| Written task |
State the number of lines that contain the word "title", and add nothing else.

— begin Data provided —

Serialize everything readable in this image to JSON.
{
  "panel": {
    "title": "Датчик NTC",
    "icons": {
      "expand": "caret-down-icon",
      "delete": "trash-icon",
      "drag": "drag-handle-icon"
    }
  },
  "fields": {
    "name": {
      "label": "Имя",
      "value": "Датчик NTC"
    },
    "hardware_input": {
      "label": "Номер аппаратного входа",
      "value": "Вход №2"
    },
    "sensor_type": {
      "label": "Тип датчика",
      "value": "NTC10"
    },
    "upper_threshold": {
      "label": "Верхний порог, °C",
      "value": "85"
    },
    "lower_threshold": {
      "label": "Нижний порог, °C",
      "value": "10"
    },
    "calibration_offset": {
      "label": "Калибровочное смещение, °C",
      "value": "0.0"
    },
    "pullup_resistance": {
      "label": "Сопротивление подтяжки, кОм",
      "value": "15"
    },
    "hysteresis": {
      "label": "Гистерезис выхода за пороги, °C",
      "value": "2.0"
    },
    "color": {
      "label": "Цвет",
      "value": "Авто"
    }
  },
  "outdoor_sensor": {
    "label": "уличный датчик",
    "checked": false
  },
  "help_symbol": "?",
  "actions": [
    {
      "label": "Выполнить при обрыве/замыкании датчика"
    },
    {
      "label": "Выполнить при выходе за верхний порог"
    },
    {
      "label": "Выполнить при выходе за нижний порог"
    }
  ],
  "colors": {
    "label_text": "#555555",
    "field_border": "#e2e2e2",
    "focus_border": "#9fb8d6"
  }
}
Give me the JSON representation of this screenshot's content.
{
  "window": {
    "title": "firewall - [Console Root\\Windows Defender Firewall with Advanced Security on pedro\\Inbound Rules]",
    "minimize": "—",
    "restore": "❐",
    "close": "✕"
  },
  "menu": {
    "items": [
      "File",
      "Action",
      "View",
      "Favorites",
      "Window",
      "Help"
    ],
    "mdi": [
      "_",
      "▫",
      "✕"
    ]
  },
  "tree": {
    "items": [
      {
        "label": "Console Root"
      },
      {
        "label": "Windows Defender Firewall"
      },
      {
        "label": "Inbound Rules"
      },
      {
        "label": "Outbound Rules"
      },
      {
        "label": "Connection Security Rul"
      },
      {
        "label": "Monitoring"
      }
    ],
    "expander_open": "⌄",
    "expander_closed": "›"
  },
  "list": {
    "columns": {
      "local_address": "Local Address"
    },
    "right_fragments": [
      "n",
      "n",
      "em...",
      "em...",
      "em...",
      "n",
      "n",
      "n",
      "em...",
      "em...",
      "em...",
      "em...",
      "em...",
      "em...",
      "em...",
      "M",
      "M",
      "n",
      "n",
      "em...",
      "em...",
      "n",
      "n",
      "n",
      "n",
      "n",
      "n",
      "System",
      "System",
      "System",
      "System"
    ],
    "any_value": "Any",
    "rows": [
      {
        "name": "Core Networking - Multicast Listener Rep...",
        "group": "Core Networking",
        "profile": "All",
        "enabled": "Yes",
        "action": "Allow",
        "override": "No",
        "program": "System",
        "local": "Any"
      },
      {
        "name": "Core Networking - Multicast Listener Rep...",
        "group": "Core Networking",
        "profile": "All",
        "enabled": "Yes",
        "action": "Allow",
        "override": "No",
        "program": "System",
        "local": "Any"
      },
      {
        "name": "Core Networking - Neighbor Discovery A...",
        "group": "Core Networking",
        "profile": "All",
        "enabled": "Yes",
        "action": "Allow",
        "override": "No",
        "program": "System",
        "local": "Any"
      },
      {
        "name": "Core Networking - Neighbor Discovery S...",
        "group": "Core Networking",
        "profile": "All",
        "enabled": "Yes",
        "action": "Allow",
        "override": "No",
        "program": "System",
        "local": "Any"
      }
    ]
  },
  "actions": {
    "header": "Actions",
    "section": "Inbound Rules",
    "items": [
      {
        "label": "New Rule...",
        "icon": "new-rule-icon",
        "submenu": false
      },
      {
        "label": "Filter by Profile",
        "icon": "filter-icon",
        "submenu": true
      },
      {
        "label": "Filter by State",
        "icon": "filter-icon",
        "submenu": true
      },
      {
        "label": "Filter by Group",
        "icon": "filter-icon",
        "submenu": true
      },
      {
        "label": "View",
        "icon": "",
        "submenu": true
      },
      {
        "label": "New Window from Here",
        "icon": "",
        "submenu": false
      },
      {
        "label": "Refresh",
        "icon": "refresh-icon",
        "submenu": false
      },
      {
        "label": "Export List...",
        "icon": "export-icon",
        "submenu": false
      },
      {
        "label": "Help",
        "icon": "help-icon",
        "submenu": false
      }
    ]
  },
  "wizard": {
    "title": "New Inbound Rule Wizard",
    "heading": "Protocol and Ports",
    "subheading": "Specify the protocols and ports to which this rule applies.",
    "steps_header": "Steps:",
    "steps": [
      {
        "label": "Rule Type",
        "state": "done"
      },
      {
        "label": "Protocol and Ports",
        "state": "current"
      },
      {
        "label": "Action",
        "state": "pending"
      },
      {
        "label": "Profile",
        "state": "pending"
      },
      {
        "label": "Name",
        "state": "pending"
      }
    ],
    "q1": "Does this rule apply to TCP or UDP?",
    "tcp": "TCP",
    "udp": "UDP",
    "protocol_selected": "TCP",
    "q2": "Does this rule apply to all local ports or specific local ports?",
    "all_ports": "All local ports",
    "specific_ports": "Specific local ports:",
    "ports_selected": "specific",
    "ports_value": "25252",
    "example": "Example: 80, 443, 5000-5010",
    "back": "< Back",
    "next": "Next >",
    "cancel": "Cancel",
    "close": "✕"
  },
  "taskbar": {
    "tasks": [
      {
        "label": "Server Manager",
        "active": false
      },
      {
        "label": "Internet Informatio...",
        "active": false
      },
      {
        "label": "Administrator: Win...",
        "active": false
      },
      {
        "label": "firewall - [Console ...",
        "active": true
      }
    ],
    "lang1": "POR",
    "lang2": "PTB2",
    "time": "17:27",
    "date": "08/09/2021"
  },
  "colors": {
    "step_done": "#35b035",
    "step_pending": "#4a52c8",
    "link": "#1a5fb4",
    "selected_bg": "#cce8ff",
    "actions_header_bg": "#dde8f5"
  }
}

— end Data provided —

| Written answer |
3